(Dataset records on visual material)
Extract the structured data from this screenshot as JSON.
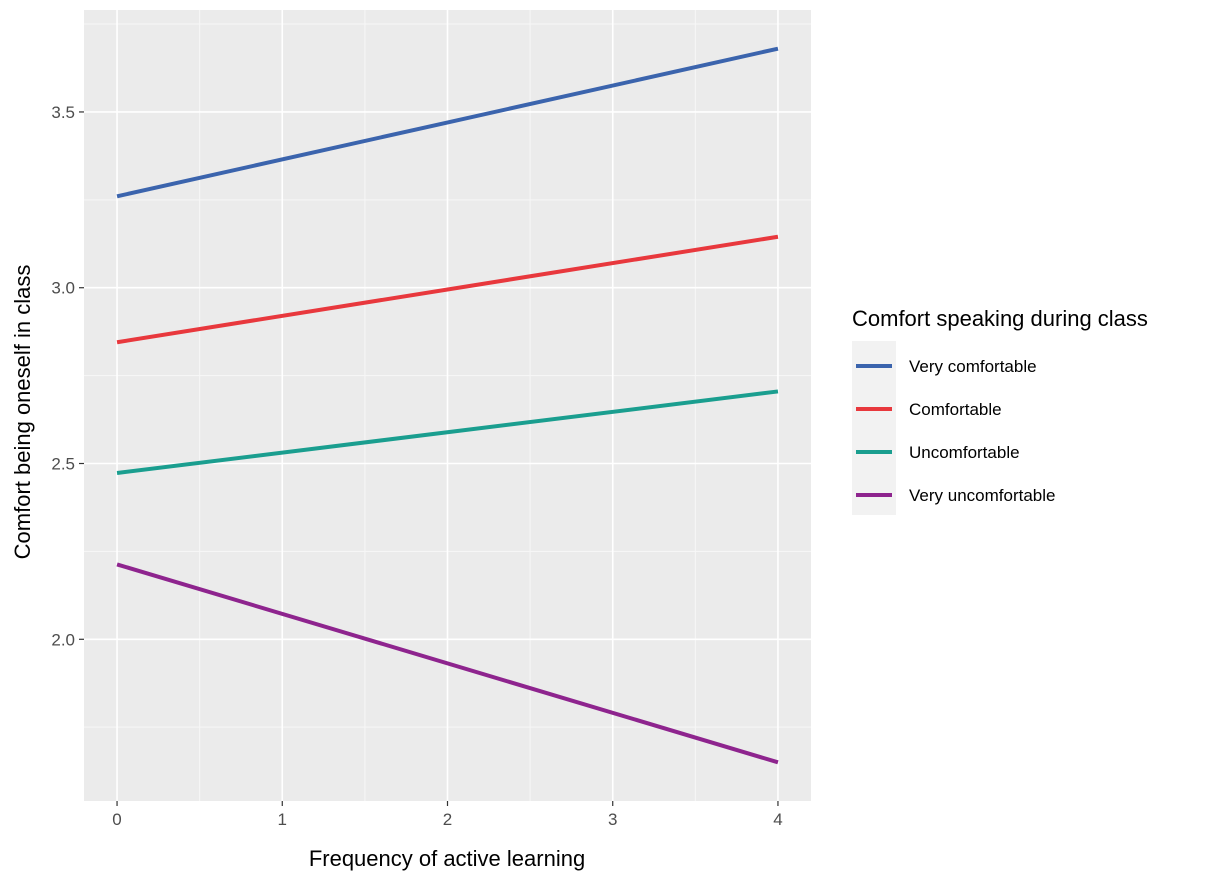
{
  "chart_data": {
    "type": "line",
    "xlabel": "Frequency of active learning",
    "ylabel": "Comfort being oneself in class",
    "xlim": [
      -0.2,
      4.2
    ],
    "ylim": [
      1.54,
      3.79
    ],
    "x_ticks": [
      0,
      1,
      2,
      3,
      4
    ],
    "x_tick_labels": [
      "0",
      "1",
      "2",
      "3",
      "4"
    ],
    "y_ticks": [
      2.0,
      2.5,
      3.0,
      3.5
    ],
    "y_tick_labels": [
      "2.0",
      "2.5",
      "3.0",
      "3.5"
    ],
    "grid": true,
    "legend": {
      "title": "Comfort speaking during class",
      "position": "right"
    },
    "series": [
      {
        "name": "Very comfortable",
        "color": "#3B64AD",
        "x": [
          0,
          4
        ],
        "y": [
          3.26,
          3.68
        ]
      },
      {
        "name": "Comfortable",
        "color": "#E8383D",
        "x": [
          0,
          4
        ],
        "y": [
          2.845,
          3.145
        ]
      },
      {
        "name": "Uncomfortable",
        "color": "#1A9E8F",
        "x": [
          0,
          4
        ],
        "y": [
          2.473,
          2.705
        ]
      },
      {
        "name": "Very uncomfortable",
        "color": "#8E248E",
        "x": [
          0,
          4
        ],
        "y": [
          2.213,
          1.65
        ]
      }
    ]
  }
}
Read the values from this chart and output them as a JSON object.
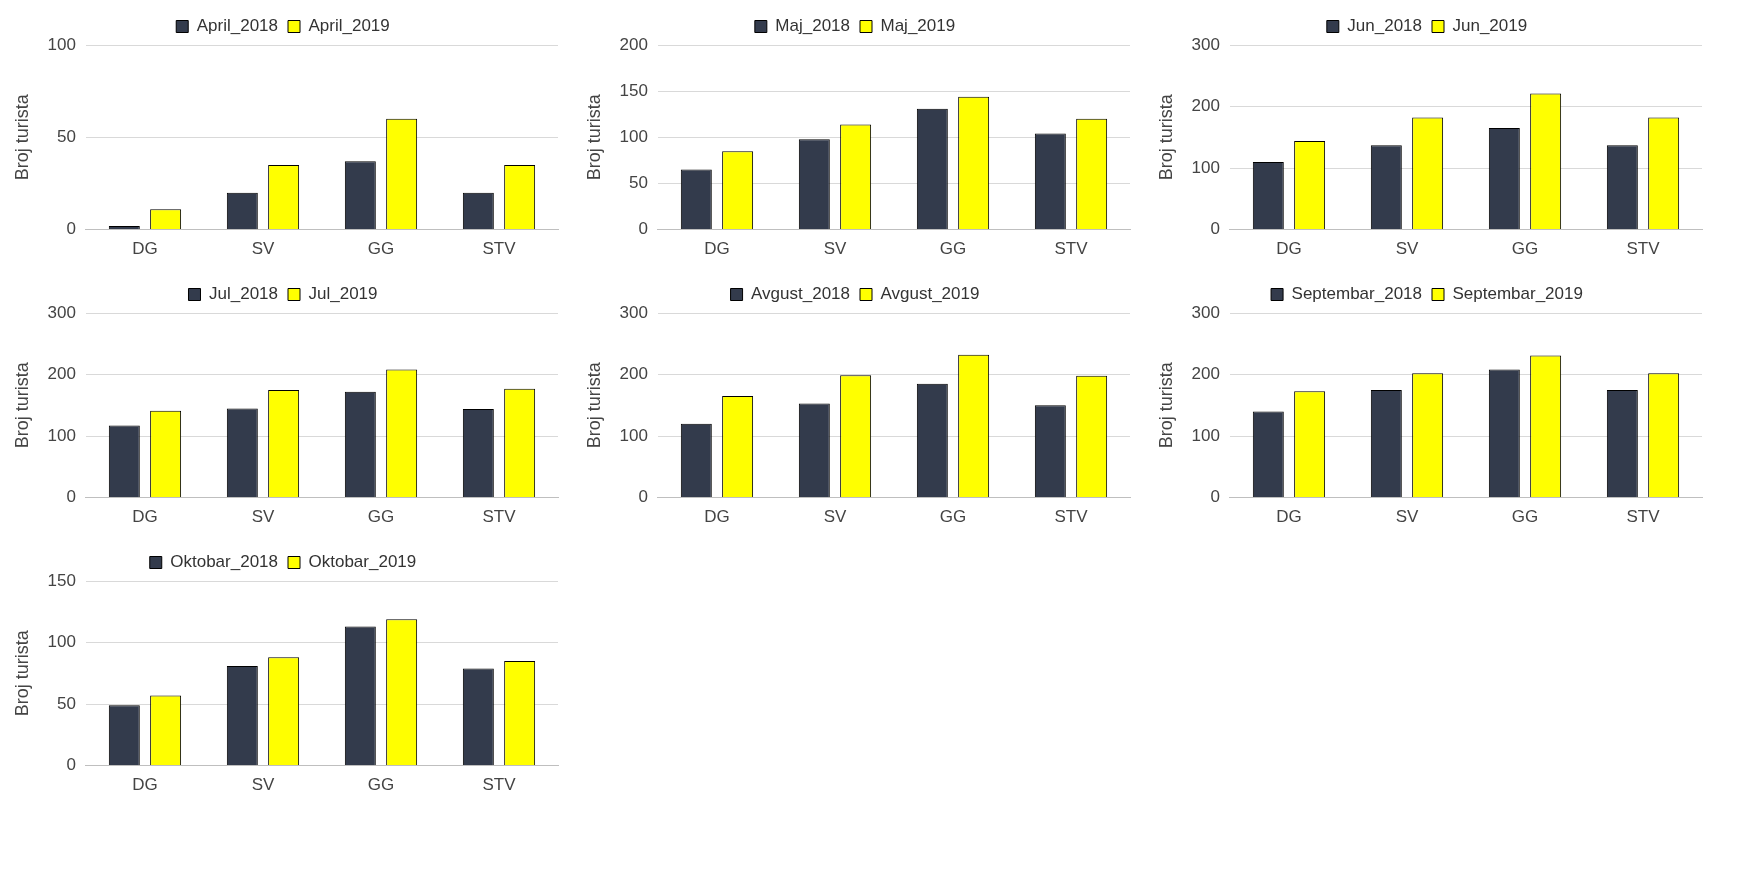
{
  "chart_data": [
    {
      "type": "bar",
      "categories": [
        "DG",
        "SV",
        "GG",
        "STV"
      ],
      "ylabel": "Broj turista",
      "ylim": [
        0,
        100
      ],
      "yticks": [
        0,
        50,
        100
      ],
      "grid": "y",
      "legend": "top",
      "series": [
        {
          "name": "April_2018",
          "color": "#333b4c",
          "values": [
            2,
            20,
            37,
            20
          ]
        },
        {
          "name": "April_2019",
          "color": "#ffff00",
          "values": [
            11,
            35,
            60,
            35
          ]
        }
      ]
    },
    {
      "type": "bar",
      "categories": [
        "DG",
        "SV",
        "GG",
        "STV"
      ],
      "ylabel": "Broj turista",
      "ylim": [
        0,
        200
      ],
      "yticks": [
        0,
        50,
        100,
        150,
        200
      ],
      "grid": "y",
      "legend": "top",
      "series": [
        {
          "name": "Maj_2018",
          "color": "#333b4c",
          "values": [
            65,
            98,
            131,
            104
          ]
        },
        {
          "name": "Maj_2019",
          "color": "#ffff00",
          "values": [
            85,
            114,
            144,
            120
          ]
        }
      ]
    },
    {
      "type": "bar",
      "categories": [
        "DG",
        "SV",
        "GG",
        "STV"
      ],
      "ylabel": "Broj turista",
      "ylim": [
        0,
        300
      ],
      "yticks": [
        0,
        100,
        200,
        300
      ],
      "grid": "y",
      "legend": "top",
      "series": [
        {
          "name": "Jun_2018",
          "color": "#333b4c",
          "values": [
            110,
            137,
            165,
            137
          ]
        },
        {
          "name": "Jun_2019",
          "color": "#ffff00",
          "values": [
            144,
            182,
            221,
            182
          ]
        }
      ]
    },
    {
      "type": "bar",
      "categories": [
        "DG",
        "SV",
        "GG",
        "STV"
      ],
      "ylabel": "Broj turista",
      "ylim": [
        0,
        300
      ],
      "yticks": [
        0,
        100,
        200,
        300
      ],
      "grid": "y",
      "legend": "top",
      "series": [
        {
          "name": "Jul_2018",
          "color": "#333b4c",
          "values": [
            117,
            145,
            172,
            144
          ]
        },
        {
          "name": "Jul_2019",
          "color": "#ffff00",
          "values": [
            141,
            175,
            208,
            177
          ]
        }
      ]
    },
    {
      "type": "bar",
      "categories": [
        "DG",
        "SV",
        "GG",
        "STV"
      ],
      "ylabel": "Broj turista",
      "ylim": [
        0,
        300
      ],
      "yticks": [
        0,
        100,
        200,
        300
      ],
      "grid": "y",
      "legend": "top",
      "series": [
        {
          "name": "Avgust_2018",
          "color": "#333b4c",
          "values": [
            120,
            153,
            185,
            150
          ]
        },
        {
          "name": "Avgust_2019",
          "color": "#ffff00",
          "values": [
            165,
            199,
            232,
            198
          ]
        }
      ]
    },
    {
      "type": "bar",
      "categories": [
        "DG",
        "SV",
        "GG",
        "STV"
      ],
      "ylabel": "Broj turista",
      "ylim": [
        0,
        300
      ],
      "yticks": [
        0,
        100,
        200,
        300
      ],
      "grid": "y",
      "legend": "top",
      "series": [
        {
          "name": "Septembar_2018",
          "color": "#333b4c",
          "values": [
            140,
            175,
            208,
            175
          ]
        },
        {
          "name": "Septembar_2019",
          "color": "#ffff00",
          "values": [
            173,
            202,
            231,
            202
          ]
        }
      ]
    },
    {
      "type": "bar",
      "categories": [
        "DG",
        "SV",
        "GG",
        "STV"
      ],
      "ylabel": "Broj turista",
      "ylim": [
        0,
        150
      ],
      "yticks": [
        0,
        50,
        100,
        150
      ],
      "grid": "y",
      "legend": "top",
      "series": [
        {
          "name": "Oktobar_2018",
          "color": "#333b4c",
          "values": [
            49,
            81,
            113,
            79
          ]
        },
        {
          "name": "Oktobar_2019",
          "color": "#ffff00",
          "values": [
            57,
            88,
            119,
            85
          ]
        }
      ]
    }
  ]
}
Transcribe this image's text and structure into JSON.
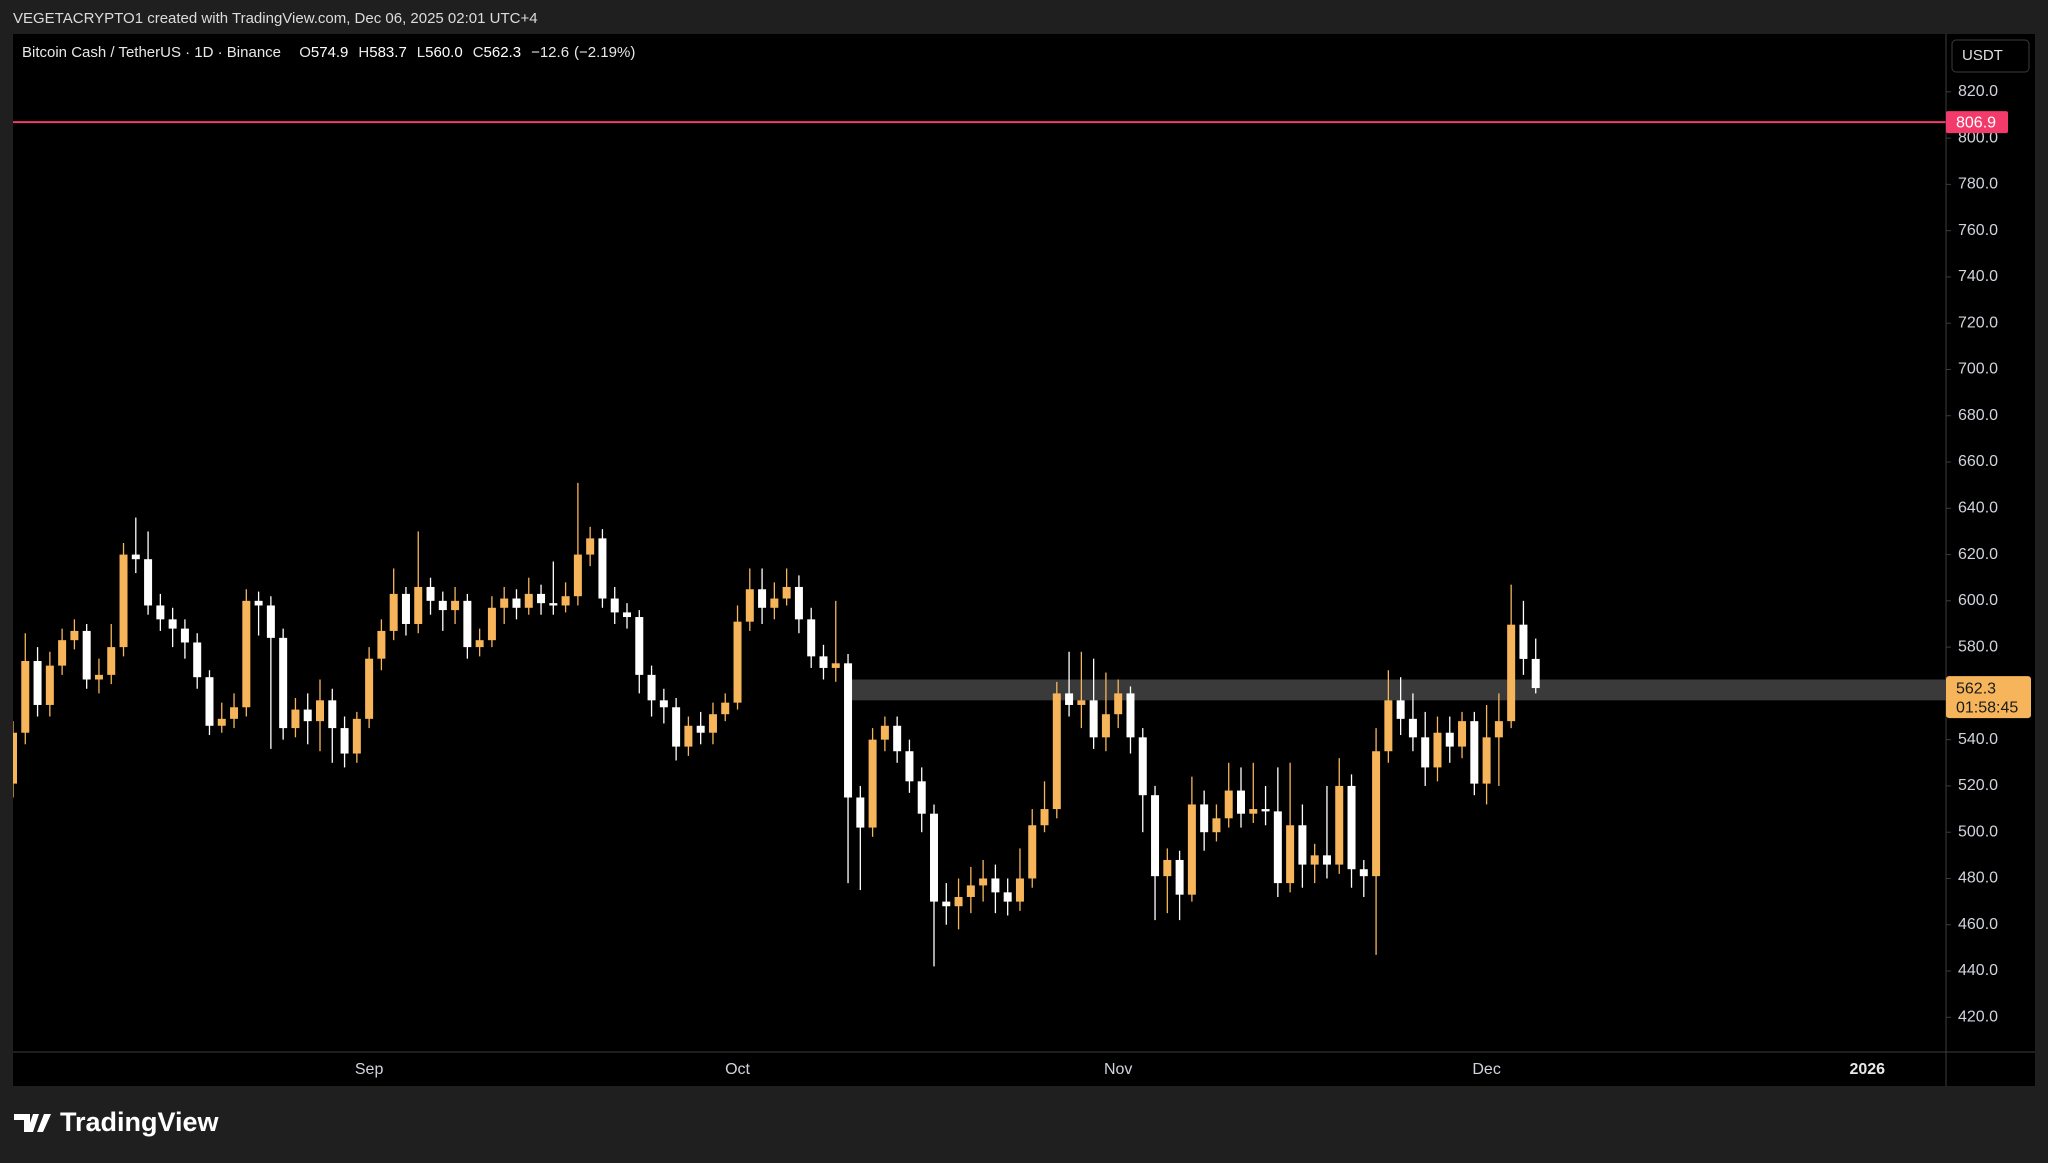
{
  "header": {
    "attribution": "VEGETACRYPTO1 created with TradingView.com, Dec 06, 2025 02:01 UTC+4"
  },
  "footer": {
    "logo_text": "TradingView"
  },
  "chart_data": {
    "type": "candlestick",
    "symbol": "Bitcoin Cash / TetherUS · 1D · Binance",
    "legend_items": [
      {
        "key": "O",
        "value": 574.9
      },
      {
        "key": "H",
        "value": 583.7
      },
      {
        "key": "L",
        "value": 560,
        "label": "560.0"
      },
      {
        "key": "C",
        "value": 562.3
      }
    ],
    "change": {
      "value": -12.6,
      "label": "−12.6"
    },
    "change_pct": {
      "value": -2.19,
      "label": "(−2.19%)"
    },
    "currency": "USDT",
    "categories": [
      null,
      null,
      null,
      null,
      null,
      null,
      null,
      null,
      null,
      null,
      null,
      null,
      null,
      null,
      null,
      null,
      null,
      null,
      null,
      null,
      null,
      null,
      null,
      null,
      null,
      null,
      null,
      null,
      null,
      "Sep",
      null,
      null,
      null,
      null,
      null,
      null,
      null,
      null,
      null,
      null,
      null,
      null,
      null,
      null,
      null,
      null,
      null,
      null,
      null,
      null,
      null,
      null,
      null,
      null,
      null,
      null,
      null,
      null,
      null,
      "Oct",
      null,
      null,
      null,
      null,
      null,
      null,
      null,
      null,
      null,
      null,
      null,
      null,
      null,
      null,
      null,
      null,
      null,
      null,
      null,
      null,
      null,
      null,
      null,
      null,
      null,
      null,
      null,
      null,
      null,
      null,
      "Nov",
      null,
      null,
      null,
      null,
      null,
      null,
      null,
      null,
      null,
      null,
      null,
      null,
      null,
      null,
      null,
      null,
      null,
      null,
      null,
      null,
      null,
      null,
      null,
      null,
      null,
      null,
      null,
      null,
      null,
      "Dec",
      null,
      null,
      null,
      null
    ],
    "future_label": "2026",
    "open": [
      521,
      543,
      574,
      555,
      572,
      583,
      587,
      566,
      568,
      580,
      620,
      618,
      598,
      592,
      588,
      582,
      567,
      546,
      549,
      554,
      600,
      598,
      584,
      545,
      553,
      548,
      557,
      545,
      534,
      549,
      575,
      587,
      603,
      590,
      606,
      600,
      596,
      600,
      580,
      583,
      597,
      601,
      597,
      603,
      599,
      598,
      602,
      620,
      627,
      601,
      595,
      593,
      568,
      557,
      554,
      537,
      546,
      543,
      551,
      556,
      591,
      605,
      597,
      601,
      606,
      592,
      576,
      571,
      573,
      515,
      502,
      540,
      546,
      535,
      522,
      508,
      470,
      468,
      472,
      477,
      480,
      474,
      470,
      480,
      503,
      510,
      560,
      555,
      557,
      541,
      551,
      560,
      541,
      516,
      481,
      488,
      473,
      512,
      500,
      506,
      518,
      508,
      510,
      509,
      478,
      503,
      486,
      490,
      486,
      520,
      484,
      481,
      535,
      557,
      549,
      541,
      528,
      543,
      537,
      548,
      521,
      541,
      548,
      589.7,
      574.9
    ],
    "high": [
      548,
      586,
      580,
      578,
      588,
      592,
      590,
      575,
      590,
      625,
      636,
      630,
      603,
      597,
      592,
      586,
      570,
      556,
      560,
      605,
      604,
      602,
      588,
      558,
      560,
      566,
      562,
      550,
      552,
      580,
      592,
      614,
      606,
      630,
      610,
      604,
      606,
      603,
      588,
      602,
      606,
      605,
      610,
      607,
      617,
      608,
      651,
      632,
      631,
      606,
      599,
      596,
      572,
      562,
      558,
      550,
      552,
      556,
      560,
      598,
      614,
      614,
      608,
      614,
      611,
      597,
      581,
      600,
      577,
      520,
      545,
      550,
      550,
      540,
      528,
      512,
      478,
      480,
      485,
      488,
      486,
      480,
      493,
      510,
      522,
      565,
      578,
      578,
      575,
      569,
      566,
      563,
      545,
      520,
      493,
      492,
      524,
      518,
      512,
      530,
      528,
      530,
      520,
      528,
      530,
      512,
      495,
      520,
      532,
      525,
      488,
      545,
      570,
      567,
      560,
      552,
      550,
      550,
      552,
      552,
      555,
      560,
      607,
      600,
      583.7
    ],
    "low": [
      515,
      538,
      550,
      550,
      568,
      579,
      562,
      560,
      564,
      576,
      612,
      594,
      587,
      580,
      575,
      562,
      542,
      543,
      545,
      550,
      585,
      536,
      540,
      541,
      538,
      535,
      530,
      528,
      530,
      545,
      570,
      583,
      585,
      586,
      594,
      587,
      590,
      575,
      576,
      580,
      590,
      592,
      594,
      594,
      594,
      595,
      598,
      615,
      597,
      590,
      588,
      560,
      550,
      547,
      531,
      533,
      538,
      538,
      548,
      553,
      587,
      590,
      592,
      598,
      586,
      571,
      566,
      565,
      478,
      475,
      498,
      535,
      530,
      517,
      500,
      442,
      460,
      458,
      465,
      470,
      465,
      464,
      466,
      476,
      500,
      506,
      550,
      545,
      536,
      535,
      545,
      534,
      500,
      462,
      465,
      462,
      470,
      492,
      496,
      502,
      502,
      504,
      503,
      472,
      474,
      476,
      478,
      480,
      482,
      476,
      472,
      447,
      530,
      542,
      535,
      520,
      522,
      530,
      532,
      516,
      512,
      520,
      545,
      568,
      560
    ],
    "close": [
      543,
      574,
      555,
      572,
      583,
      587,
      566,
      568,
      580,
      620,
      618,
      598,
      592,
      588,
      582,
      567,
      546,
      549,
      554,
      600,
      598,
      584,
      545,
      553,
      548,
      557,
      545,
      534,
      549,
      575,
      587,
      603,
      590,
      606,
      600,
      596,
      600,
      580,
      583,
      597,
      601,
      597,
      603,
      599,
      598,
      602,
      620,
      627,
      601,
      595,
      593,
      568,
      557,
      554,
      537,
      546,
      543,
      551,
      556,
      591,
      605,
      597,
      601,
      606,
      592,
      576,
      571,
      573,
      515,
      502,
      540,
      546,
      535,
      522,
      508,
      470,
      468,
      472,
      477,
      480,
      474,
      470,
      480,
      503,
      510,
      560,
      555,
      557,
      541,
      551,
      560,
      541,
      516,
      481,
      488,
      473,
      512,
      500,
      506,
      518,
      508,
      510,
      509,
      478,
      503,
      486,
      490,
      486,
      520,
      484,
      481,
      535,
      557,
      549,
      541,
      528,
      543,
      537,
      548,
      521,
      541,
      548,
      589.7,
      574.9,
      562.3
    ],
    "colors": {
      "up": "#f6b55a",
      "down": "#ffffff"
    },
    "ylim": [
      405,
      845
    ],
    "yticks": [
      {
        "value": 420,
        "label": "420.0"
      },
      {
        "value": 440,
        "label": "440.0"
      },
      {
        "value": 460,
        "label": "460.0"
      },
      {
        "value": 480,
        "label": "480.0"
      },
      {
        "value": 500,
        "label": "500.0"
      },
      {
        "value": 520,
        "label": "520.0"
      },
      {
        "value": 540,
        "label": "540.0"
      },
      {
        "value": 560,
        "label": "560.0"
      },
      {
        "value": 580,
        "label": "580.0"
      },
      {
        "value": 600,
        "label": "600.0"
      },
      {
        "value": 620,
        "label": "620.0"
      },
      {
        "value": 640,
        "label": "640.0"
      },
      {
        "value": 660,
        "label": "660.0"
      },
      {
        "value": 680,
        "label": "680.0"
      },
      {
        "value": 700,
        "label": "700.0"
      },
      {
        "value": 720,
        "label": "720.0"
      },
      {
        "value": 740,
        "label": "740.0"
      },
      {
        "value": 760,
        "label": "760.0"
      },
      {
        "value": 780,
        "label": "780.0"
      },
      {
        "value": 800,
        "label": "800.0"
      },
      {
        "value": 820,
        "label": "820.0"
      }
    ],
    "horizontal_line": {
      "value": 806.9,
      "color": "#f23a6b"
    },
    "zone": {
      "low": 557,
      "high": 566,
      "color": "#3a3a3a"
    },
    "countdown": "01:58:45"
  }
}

— Problem statement —
Looking at the records above, work out how many lines include the string "this". Give the number and nothing else.

— Full output —
3